**** SUPPLIED RECORDS
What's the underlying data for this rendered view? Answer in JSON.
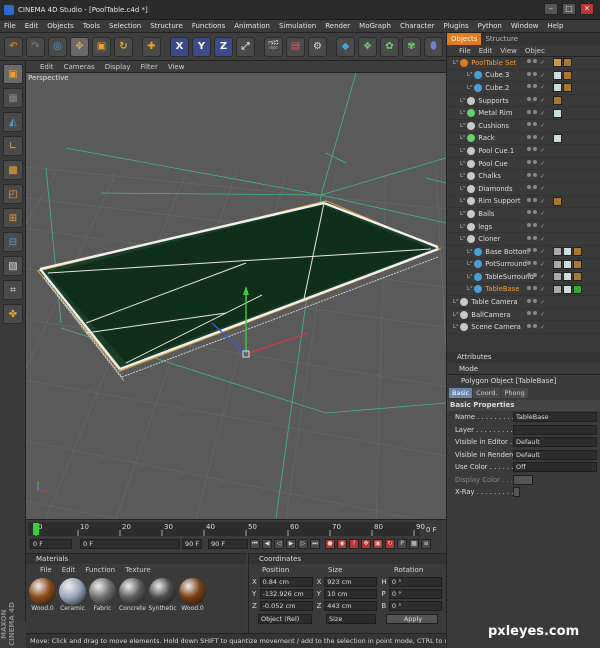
{
  "app": {
    "title": "CINEMA 4D Studio - [PoolTable.c4d *]"
  },
  "menu": [
    "File",
    "Edit",
    "Objects",
    "Tools",
    "Selection",
    "Structure",
    "Functions",
    "Animation",
    "Simulation",
    "Render",
    "MoGraph",
    "Character",
    "Plugins",
    "Python",
    "Window",
    "Help"
  ],
  "toolbar": {
    "x_label": "X",
    "y_label": "Y",
    "z_label": "Z"
  },
  "viewport": {
    "menu": [
      "Edit",
      "Cameras",
      "Display",
      "Filter",
      "View"
    ],
    "label": "Perspective"
  },
  "timeline": {
    "ticks": [
      "0",
      "10",
      "20",
      "30",
      "40",
      "50",
      "60",
      "70",
      "80",
      "90"
    ],
    "end_label": "0 F"
  },
  "playbar": {
    "current": "0 F",
    "min": "0 F",
    "preview": "90 F",
    "max": "90 F"
  },
  "materials": {
    "header": "Materials",
    "menu": [
      "File",
      "Edit",
      "Function",
      "Texture"
    ],
    "items": [
      {
        "name": "Wood.0",
        "color": "#8a4a1a"
      },
      {
        "name": "Ceramic",
        "color": "#9aa7c0"
      },
      {
        "name": "Fabric",
        "color": "#6f6f6f"
      },
      {
        "name": "Concrete",
        "color": "#5d5d5d"
      },
      {
        "name": "Synthetic",
        "color": "#4a4a4a"
      },
      {
        "name": "Wood.0",
        "color": "#7a3f14"
      }
    ]
  },
  "coordinates": {
    "header": "Coordinates",
    "columns": [
      "Position",
      "Size",
      "Rotation"
    ],
    "rows": [
      {
        "axis": "X",
        "pos": "0.84 cm",
        "size_axis": "X",
        "size": "923 cm",
        "rot_axis": "H",
        "rot": "0 °"
      },
      {
        "axis": "Y",
        "pos": "-132.926 cm",
        "size_axis": "Y",
        "size": "10 cm",
        "rot_axis": "P",
        "rot": "0 °"
      },
      {
        "axis": "Z",
        "pos": "-0.052 cm",
        "size_axis": "Z",
        "size": "443 cm",
        "rot_axis": "B",
        "rot": "0 °"
      }
    ],
    "mode": "Object (Rel)",
    "size_mode": "Size",
    "apply": "Apply"
  },
  "status": "Move: Click and drag to move elements. Hold down SHIFT to quantize movement / add to the selection in point mode, CTRL to remove",
  "maxon": "MAXON CINEMA 4D",
  "objects": {
    "tabs": [
      "Objects",
      "Structure"
    ],
    "menu": [
      "File",
      "Edit",
      "View",
      "Objec"
    ],
    "items": [
      {
        "name": "PoolTable Set",
        "indent": 0,
        "color": "#e07a17",
        "label_color": "#f0a030"
      },
      {
        "name": "Cube.3",
        "indent": 2,
        "color": "#4aa0d8",
        "label_color": "#dddddd"
      },
      {
        "name": "Cube.2",
        "indent": 2,
        "color": "#4aa0d8",
        "label_color": "#dddddd"
      },
      {
        "name": "Supports",
        "indent": 1,
        "color": "#c8c8c8",
        "label_color": "#dddddd"
      },
      {
        "name": "Metal Rim",
        "indent": 1,
        "color": "#6ad06a",
        "label_color": "#dddddd"
      },
      {
        "name": "Cushions",
        "indent": 1,
        "color": "#c8c8c8",
        "label_color": "#dddddd"
      },
      {
        "name": "Rack",
        "indent": 1,
        "color": "#6ad06a",
        "label_color": "#dddddd"
      },
      {
        "name": "Pool Cue.1",
        "indent": 1,
        "color": "#c8c8c8",
        "label_color": "#dddddd"
      },
      {
        "name": "Pool Cue",
        "indent": 1,
        "color": "#c8c8c8",
        "label_color": "#dddddd"
      },
      {
        "name": "Chalks",
        "indent": 1,
        "color": "#c8c8c8",
        "label_color": "#dddddd"
      },
      {
        "name": "Diamonds",
        "indent": 1,
        "color": "#c8c8c8",
        "label_color": "#dddddd"
      },
      {
        "name": "Rim Support",
        "indent": 1,
        "color": "#c8c8c8",
        "label_color": "#dddddd"
      },
      {
        "name": "Balls",
        "indent": 1,
        "color": "#c8c8c8",
        "label_color": "#dddddd"
      },
      {
        "name": "legs",
        "indent": 1,
        "color": "#c8c8c8",
        "label_color": "#dddddd"
      },
      {
        "name": "Cloner",
        "indent": 1,
        "color": "#c8c8c8",
        "label_color": "#dddddd"
      },
      {
        "name": "Base Bottom",
        "indent": 2,
        "color": "#4aa0d8",
        "label_color": "#dddddd"
      },
      {
        "name": "PotSurround",
        "indent": 2,
        "color": "#4aa0d8",
        "label_color": "#dddddd"
      },
      {
        "name": "TableSurround",
        "indent": 2,
        "color": "#4aa0d8",
        "label_color": "#dddddd"
      },
      {
        "name": "TableBase",
        "indent": 2,
        "color": "#4aa0d8",
        "label_color": "#f0a030"
      },
      {
        "name": "Table Camera",
        "indent": 0,
        "color": "#c8c8c8",
        "label_color": "#dddddd"
      },
      {
        "name": "BallCamera",
        "indent": 0,
        "color": "#c8c8c8",
        "label_color": "#dddddd"
      },
      {
        "name": "Scene Camera",
        "indent": 0,
        "color": "#c8c8c8",
        "label_color": "#dddddd"
      }
    ]
  },
  "attributes": {
    "header": "Attributes",
    "mode": "Mode",
    "object": "Polygon Object [TableBase]",
    "tabs": [
      "Basic",
      "Coord.",
      "Phong"
    ],
    "section": "Basic Properties",
    "rows": [
      {
        "label": "Name . . . . . . . . . .",
        "value": "TableBase",
        "dim": false
      },
      {
        "label": "Layer . . . . . . . . . .",
        "value": "",
        "dim": false
      },
      {
        "label": "Visible in Editor . . .",
        "value": "Default",
        "dim": false
      },
      {
        "label": "Visible in Renderer .",
        "value": "Default",
        "dim": false
      },
      {
        "label": "Use Color . . . . . . .",
        "value": "Off",
        "dim": false
      },
      {
        "label": "Display Color . . . .",
        "value": "",
        "dim": true
      },
      {
        "label": "X-Ray . . . . . . . . .",
        "value": "",
        "dim": false
      }
    ]
  },
  "watermark": "pxleyes.com"
}
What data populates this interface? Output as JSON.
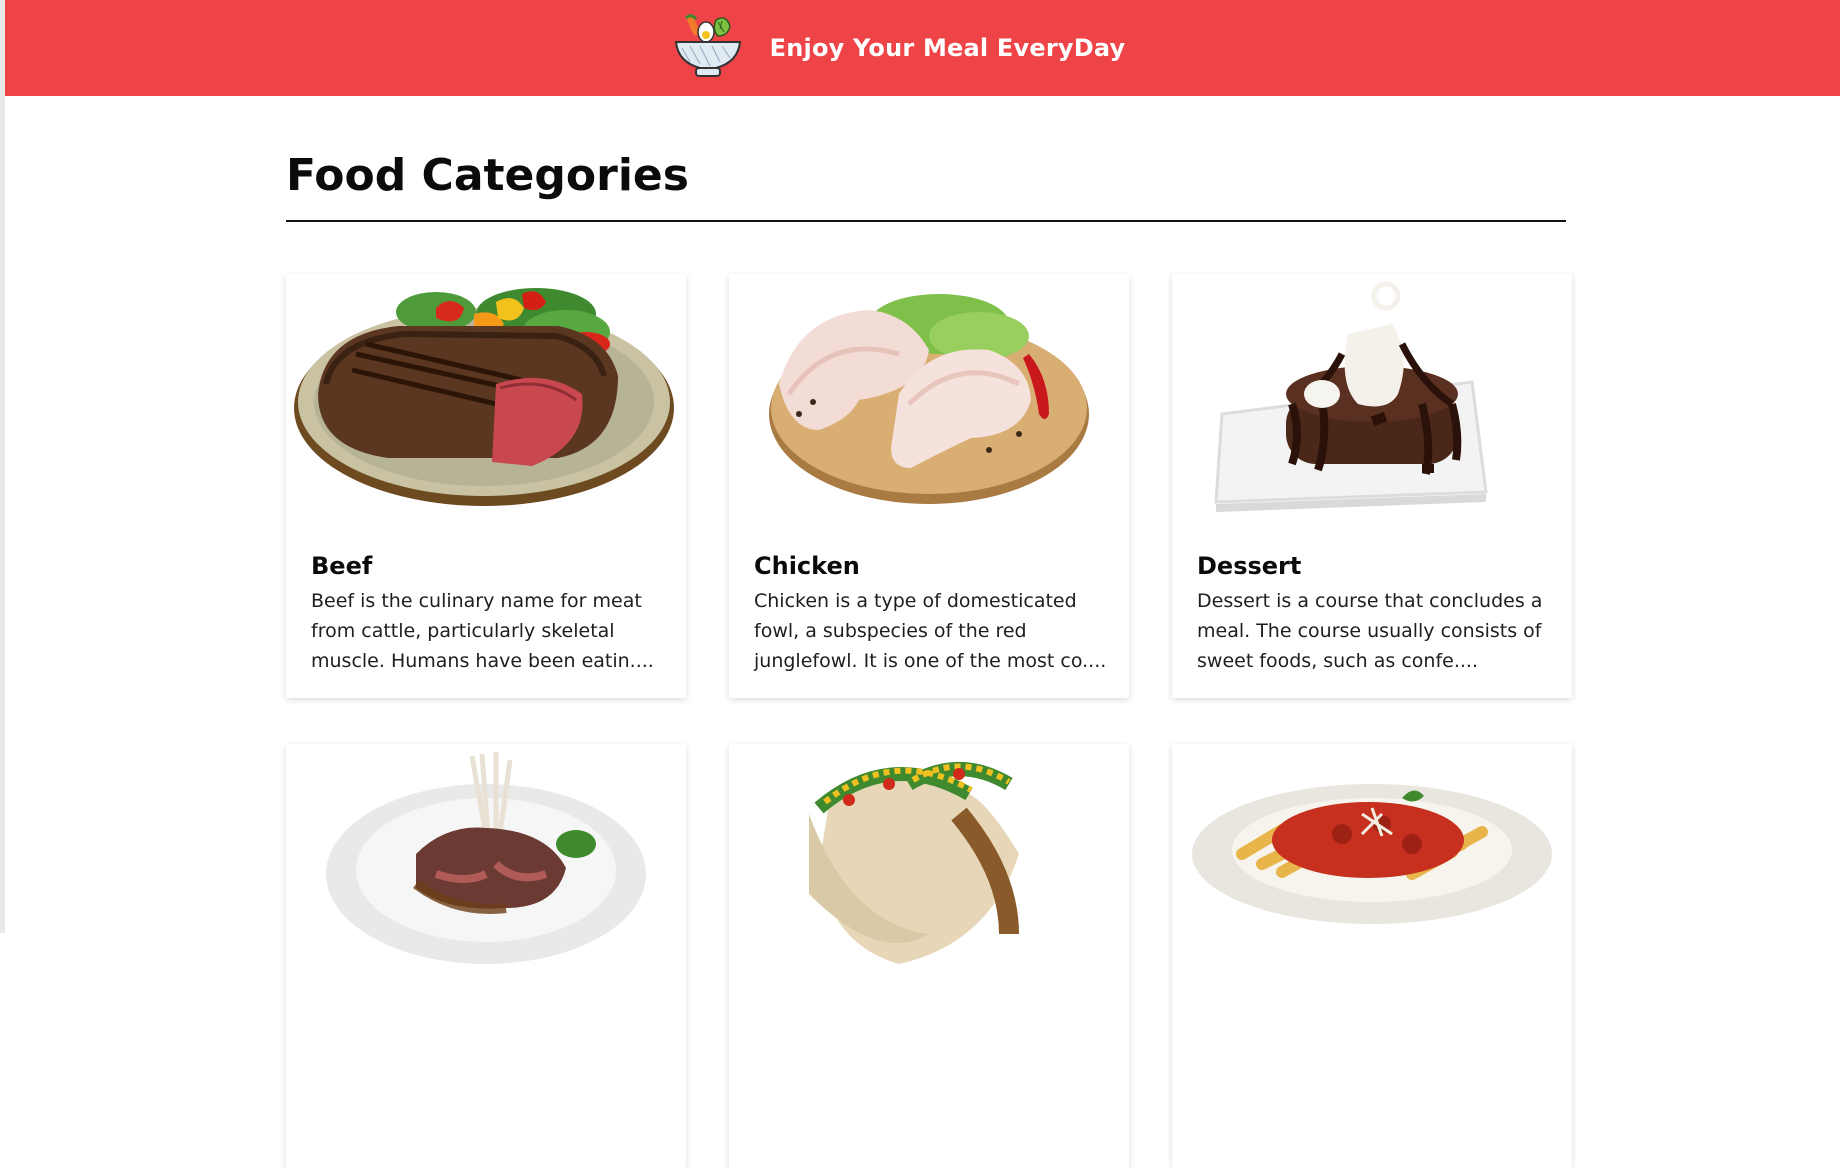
{
  "header": {
    "logo_icon": "salad-bowl-icon",
    "title": "Enjoy Your Meal EveryDay",
    "background_color": "#ef4447"
  },
  "main": {
    "title": "Food Categories",
    "categories": [
      {
        "name": "Beef",
        "description": "Beef is the culinary name for meat from cattle, particularly skeletal muscle. Humans have been eatin....",
        "image_icon": "steak-plate-image"
      },
      {
        "name": "Chicken",
        "description": "Chicken is a type of domesticated fowl, a subspecies of the red junglefowl. It is one of the most co....",
        "image_icon": "chicken-legs-image"
      },
      {
        "name": "Dessert",
        "description": "Dessert is a course that concludes a meal. The course usually consists of sweet foods, such as confe....",
        "image_icon": "chocolate-cake-image"
      },
      {
        "name": "",
        "description": "",
        "image_icon": "lamb-chops-image"
      },
      {
        "name": "",
        "description": "",
        "image_icon": "tacos-image"
      },
      {
        "name": "",
        "description": "",
        "image_icon": "pasta-plate-image"
      }
    ]
  }
}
********
:: REQUIRED TASK ::
Your task is to return the entries above exactly, with no pictures.

:: COMPLETED EXERCISE ::
What's the underlying data for this rendered view? Answer in JSON.
{
  "app": {
    "title": "CINEMA 4D Studio - [PoolTable.c4d *]"
  },
  "menu": [
    "File",
    "Edit",
    "Objects",
    "Tools",
    "Selection",
    "Structure",
    "Functions",
    "Animation",
    "Simulation",
    "Render",
    "MoGraph",
    "Character",
    "Plugins",
    "Python",
    "Window",
    "Help"
  ],
  "toolbar": {
    "x_label": "X",
    "y_label": "Y",
    "z_label": "Z"
  },
  "viewport": {
    "menu": [
      "Edit",
      "Cameras",
      "Display",
      "Filter",
      "View"
    ],
    "label": "Perspective"
  },
  "timeline": {
    "ticks": [
      "0",
      "10",
      "20",
      "30",
      "40",
      "50",
      "60",
      "70",
      "80",
      "90"
    ],
    "end_label": "0 F"
  },
  "playbar": {
    "current": "0 F",
    "min": "0 F",
    "preview": "90 F",
    "max": "90 F"
  },
  "materials": {
    "header": "Materials",
    "menu": [
      "File",
      "Edit",
      "Function",
      "Texture"
    ],
    "items": [
      {
        "name": "Wood.0",
        "color": "#8a4a1a"
      },
      {
        "name": "Ceramic",
        "color": "#9aa7c0"
      },
      {
        "name": "Fabric",
        "color": "#6f6f6f"
      },
      {
        "name": "Concrete",
        "color": "#5d5d5d"
      },
      {
        "name": "Synthetic",
        "color": "#4a4a4a"
      },
      {
        "name": "Wood.0",
        "color": "#7a3f14"
      }
    ]
  },
  "coordinates": {
    "header": "Coordinates",
    "columns": [
      "Position",
      "Size",
      "Rotation"
    ],
    "rows": [
      {
        "axis": "X",
        "pos": "0.84 cm",
        "size_axis": "X",
        "size": "923 cm",
        "rot_axis": "H",
        "rot": "0 °"
      },
      {
        "axis": "Y",
        "pos": "-132.926 cm",
        "size_axis": "Y",
        "size": "10 cm",
        "rot_axis": "P",
        "rot": "0 °"
      },
      {
        "axis": "Z",
        "pos": "-0.052 cm",
        "size_axis": "Z",
        "size": "443 cm",
        "rot_axis": "B",
        "rot": "0 °"
      }
    ],
    "mode": "Object (Rel)",
    "size_mode": "Size",
    "apply": "Apply"
  },
  "status": "Move: Click and drag to move elements. Hold down SHIFT to quantize movement / add to the selection in point mode, CTRL to remove",
  "maxon": "MAXON CINEMA 4D",
  "objects": {
    "tabs": [
      "Objects",
      "Structure"
    ],
    "menu": [
      "File",
      "Edit",
      "View",
      "Objec"
    ],
    "items": [
      {
        "name": "PoolTable Set",
        "indent": 0,
        "color": "#e07a17",
        "label_color": "#f0a030"
      },
      {
        "name": "Cube.3",
        "indent": 2,
        "color": "#4aa0d8",
        "label_color": "#dddddd"
      },
      {
        "name": "Cube.2",
        "indent": 2,
        "color": "#4aa0d8",
        "label_color": "#dddddd"
      },
      {
        "name": "Supports",
        "indent": 1,
        "color": "#c8c8c8",
        "label_color": "#dddddd"
      },
      {
        "name": "Metal Rim",
        "indent": 1,
        "color": "#6ad06a",
        "label_color": "#dddddd"
      },
      {
        "name": "Cushions",
        "indent": 1,
        "color": "#c8c8c8",
        "label_color": "#dddddd"
      },
      {
        "name": "Rack",
        "indent": 1,
        "color": "#6ad06a",
        "label_color": "#dddddd"
      },
      {
        "name": "Pool Cue.1",
        "indent": 1,
        "color": "#c8c8c8",
        "label_color": "#dddddd"
      },
      {
        "name": "Pool Cue",
        "indent": 1,
        "color": "#c8c8c8",
        "label_color": "#dddddd"
      },
      {
        "name": "Chalks",
        "indent": 1,
        "color": "#c8c8c8",
        "label_color": "#dddddd"
      },
      {
        "name": "Diamonds",
        "indent": 1,
        "color": "#c8c8c8",
        "label_color": "#dddddd"
      },
      {
        "name": "Rim Support",
        "indent": 1,
        "color": "#c8c8c8",
        "label_color": "#dddddd"
      },
      {
        "name": "Balls",
        "indent": 1,
        "color": "#c8c8c8",
        "label_color": "#dddddd"
      },
      {
        "name": "legs",
        "indent": 1,
        "color": "#c8c8c8",
        "label_color": "#dddddd"
      },
      {
        "name": "Cloner",
        "indent": 1,
        "color": "#c8c8c8",
        "label_color": "#dddddd"
      },
      {
        "name": "Base Bottom",
        "indent": 2,
        "color": "#4aa0d8",
        "label_color": "#dddddd"
      },
      {
        "name": "PotSurround",
        "indent": 2,
        "color": "#4aa0d8",
        "label_color": "#dddddd"
      },
      {
        "name": "TableSurround",
        "indent": 2,
        "color": "#4aa0d8",
        "label_color": "#dddddd"
      },
      {
        "name": "TableBase",
        "indent": 2,
        "color": "#4aa0d8",
        "label_color": "#f0a030"
      },
      {
        "name": "Table Camera",
        "indent": 0,
        "color": "#c8c8c8",
        "label_color": "#dddddd"
      },
      {
        "name": "BallCamera",
        "indent": 0,
        "color": "#c8c8c8",
        "label_color": "#dddddd"
      },
      {
        "name": "Scene Camera",
        "indent": 0,
        "color": "#c8c8c8",
        "label_color": "#dddddd"
      }
    ]
  },
  "attributes": {
    "header": "Attributes",
    "mode": "Mode",
    "object": "Polygon Object [TableBase]",
    "tabs": [
      "Basic",
      "Coord.",
      "Phong"
    ],
    "section": "Basic Properties",
    "rows": [
      {
        "label": "Name . . . . . . . . . .",
        "value": "TableBase",
        "dim": false
      },
      {
        "label": "Layer . . . . . . . . . .",
        "value": "",
        "dim": false
      },
      {
        "label": "Visible in Editor . . .",
        "value": "Default",
        "dim": false
      },
      {
        "label": "Visible in Renderer .",
        "value": "Default",
        "dim": false
      },
      {
        "label": "Use Color . . . . . . .",
        "value": "Off",
        "dim": false
      },
      {
        "label": "Display Color . . . .",
        "value": "",
        "dim": true
      },
      {
        "label": "X-Ray . . . . . . . . .",
        "value": "",
        "dim": false
      }
    ]
  },
  "watermark": "pxleyes.com"
}
What data populates this interface? Output as JSON.
{
  "header": {
    "logo_icon": "salad-bowl-icon",
    "title": "Enjoy Your Meal EveryDay",
    "background_color": "#ef4447"
  },
  "main": {
    "title": "Food Categories",
    "categories": [
      {
        "name": "Beef",
        "description": "Beef is the culinary name for meat from cattle, particularly skeletal muscle. Humans have been eatin....",
        "image_icon": "steak-plate-image"
      },
      {
        "name": "Chicken",
        "description": "Chicken is a type of domesticated fowl, a subspecies of the red junglefowl. It is one of the most co....",
        "image_icon": "chicken-legs-image"
      },
      {
        "name": "Dessert",
        "description": "Dessert is a course that concludes a meal. The course usually consists of sweet foods, such as confe....",
        "image_icon": "chocolate-cake-image"
      },
      {
        "name": "",
        "description": "",
        "image_icon": "lamb-chops-image"
      },
      {
        "name": "",
        "description": "",
        "image_icon": "tacos-image"
      },
      {
        "name": "",
        "description": "",
        "image_icon": "pasta-plate-image"
      }
    ]
  }
}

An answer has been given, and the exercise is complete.